[Begin]

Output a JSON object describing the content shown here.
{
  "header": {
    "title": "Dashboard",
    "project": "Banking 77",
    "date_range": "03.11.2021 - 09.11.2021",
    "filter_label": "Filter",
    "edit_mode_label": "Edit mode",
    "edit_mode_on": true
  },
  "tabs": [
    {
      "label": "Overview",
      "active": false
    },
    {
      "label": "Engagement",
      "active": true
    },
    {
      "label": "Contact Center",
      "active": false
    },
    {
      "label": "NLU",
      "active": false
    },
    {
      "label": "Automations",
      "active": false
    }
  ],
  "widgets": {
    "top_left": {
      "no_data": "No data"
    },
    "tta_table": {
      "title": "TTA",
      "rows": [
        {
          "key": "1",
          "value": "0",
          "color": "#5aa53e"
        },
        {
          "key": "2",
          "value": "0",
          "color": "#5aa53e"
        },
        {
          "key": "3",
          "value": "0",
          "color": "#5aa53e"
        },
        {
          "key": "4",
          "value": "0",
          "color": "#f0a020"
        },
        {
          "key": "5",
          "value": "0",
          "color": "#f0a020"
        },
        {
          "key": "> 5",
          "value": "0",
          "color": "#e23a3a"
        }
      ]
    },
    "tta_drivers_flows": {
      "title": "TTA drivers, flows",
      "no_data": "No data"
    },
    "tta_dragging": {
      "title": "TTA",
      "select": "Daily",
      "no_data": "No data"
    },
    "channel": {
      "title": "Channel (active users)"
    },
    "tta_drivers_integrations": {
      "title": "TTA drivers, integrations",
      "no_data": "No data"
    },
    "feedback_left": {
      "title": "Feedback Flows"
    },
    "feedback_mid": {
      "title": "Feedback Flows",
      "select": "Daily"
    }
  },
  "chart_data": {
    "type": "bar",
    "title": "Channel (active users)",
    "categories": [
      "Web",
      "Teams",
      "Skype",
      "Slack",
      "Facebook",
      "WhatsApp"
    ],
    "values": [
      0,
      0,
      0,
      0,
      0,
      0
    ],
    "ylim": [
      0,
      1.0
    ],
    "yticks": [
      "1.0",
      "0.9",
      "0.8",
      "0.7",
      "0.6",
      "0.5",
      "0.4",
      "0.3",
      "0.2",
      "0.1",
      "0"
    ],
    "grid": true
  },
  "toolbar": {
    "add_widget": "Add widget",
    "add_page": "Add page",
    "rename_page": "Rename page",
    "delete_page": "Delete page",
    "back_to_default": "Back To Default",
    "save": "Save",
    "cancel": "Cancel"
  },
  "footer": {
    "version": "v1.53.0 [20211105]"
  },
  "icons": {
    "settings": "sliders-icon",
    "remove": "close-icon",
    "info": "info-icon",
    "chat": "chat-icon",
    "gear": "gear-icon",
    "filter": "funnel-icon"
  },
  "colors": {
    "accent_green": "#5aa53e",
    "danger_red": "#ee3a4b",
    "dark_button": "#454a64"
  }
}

[End]

» **The exercise**
Copy all the lines, exactly.

» **Expected output**
Output a JSON object describing the content shown here.
{
  "header": {
    "title": "Dashboard",
    "project": "Banking 77",
    "date_range": "03.11.2021 - 09.11.2021",
    "filter_label": "Filter",
    "edit_mode_label": "Edit mode",
    "edit_mode_on": true
  },
  "tabs": [
    {
      "label": "Overview",
      "active": false
    },
    {
      "label": "Engagement",
      "active": true
    },
    {
      "label": "Contact Center",
      "active": false
    },
    {
      "label": "NLU",
      "active": false
    },
    {
      "label": "Automations",
      "active": false
    }
  ],
  "widgets": {
    "top_left": {
      "no_data": "No data"
    },
    "tta_table": {
      "title": "TTA",
      "rows": [
        {
          "key": "1",
          "value": "0",
          "color": "#5aa53e"
        },
        {
          "key": "2",
          "value": "0",
          "color": "#5aa53e"
        },
        {
          "key": "3",
          "value": "0",
          "color": "#5aa53e"
        },
        {
          "key": "4",
          "value": "0",
          "color": "#f0a020"
        },
        {
          "key": "5",
          "value": "0",
          "color": "#f0a020"
        },
        {
          "key": "> 5",
          "value": "0",
          "color": "#e23a3a"
        }
      ]
    },
    "tta_drivers_flows": {
      "title": "TTA drivers, flows",
      "no_data": "No data"
    },
    "tta_dragging": {
      "title": "TTA",
      "select": "Daily",
      "no_data": "No data"
    },
    "channel": {
      "title": "Channel (active users)"
    },
    "tta_drivers_integrations": {
      "title": "TTA drivers, integrations",
      "no_data": "No data"
    },
    "feedback_left": {
      "title": "Feedback Flows"
    },
    "feedback_mid": {
      "title": "Feedback Flows",
      "select": "Daily"
    }
  },
  "chart_data": {
    "type": "bar",
    "title": "Channel (active users)",
    "categories": [
      "Web",
      "Teams",
      "Skype",
      "Slack",
      "Facebook",
      "WhatsApp"
    ],
    "values": [
      0,
      0,
      0,
      0,
      0,
      0
    ],
    "ylim": [
      0,
      1.0
    ],
    "yticks": [
      "1.0",
      "0.9",
      "0.8",
      "0.7",
      "0.6",
      "0.5",
      "0.4",
      "0.3",
      "0.2",
      "0.1",
      "0"
    ],
    "grid": true
  },
  "toolbar": {
    "add_widget": "Add widget",
    "add_page": "Add page",
    "rename_page": "Rename page",
    "delete_page": "Delete page",
    "back_to_default": "Back To Default",
    "save": "Save",
    "cancel": "Cancel"
  },
  "footer": {
    "version": "v1.53.0 [20211105]"
  },
  "icons": {
    "settings": "sliders-icon",
    "remove": "close-icon",
    "info": "info-icon",
    "chat": "chat-icon",
    "gear": "gear-icon",
    "filter": "funnel-icon"
  },
  "colors": {
    "accent_green": "#5aa53e",
    "danger_red": "#ee3a4b",
    "dark_button": "#454a64"
  }
}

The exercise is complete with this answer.